■ **Prompt**
Pull every line containing the word "content" from the records.

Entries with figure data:
━━━━━━━━━━

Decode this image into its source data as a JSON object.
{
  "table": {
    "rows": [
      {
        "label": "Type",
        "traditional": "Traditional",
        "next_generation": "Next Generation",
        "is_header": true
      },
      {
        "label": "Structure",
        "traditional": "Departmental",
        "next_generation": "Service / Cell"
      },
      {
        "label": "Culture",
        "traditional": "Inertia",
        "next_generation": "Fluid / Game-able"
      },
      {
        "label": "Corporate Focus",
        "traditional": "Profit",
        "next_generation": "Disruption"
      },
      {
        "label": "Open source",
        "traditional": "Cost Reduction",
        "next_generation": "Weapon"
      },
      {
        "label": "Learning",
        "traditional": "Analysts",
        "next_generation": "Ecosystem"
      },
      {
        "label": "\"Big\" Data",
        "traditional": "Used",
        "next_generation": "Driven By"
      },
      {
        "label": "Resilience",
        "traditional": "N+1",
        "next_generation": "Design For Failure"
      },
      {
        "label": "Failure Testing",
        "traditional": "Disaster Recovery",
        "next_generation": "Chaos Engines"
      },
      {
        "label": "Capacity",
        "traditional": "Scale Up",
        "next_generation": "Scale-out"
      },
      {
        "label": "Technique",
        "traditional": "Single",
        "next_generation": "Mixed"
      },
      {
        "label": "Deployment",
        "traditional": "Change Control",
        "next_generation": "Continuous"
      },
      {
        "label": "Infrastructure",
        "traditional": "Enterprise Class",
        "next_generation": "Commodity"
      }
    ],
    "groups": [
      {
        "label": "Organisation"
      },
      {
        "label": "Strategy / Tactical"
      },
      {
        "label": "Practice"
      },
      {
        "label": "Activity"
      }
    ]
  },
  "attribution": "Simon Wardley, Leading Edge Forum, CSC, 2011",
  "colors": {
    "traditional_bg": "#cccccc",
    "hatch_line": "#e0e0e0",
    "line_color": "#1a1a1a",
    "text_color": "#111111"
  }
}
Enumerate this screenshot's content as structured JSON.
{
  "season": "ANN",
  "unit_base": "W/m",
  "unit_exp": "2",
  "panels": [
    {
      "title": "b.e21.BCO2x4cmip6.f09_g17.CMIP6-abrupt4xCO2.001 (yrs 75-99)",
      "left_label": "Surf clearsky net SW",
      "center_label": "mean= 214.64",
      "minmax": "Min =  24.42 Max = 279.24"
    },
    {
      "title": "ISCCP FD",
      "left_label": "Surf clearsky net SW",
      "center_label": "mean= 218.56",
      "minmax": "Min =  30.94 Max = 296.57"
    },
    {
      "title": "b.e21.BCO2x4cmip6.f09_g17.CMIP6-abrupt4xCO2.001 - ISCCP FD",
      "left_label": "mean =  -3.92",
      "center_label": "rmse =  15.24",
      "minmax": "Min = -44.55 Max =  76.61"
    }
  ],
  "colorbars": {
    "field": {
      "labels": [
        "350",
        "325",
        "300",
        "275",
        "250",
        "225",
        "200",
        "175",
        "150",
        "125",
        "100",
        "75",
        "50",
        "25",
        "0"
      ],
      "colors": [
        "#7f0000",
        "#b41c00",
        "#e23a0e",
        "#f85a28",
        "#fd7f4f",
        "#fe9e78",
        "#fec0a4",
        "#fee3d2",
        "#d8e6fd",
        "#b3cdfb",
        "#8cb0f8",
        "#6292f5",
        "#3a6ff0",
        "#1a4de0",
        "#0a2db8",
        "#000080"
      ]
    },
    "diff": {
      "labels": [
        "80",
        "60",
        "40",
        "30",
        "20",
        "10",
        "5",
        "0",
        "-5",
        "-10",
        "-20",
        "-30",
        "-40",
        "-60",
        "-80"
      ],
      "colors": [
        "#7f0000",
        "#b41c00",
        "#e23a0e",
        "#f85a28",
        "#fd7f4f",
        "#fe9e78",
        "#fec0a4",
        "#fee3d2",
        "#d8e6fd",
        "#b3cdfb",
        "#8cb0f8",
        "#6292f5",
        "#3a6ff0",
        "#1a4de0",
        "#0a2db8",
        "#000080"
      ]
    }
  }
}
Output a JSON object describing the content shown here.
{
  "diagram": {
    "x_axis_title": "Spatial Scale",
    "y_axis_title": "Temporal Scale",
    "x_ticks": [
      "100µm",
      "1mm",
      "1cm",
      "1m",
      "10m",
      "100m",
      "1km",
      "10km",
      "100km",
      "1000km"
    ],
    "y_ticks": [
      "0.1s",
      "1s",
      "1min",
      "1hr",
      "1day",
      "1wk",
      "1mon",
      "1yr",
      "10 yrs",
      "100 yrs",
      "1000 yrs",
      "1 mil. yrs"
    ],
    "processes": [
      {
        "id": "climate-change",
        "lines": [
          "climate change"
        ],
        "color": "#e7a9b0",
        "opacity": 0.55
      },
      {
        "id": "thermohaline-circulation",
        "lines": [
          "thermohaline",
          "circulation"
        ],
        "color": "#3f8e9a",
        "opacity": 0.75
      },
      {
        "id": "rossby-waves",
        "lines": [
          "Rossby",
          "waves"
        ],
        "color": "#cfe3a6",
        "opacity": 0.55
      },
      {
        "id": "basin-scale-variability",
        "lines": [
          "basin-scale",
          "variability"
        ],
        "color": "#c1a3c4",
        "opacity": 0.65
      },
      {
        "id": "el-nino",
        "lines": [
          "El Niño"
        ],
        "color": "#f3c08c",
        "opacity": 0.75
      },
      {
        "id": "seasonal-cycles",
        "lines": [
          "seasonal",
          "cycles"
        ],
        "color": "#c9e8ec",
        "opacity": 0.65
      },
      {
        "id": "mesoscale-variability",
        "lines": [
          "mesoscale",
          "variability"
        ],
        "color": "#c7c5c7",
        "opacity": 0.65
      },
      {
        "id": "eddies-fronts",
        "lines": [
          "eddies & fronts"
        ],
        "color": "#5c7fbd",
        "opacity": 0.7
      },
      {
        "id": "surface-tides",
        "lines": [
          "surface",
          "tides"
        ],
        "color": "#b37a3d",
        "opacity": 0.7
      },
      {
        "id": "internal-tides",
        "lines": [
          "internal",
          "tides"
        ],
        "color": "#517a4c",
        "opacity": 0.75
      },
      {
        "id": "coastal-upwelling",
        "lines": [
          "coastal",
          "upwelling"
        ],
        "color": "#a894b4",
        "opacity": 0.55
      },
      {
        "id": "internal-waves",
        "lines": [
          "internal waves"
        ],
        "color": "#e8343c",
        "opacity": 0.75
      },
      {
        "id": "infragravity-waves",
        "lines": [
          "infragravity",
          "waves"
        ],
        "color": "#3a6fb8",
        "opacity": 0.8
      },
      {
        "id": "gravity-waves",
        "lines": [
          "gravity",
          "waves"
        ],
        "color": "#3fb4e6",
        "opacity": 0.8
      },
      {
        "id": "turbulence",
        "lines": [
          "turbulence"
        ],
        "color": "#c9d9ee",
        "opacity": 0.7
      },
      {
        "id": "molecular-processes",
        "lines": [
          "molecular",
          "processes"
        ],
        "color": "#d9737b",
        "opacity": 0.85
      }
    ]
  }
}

━━━━━━━━━━

■ **Answer**
Enumerate this screenshot's content as structured JSON.
Output a JSON object describing the content shown here.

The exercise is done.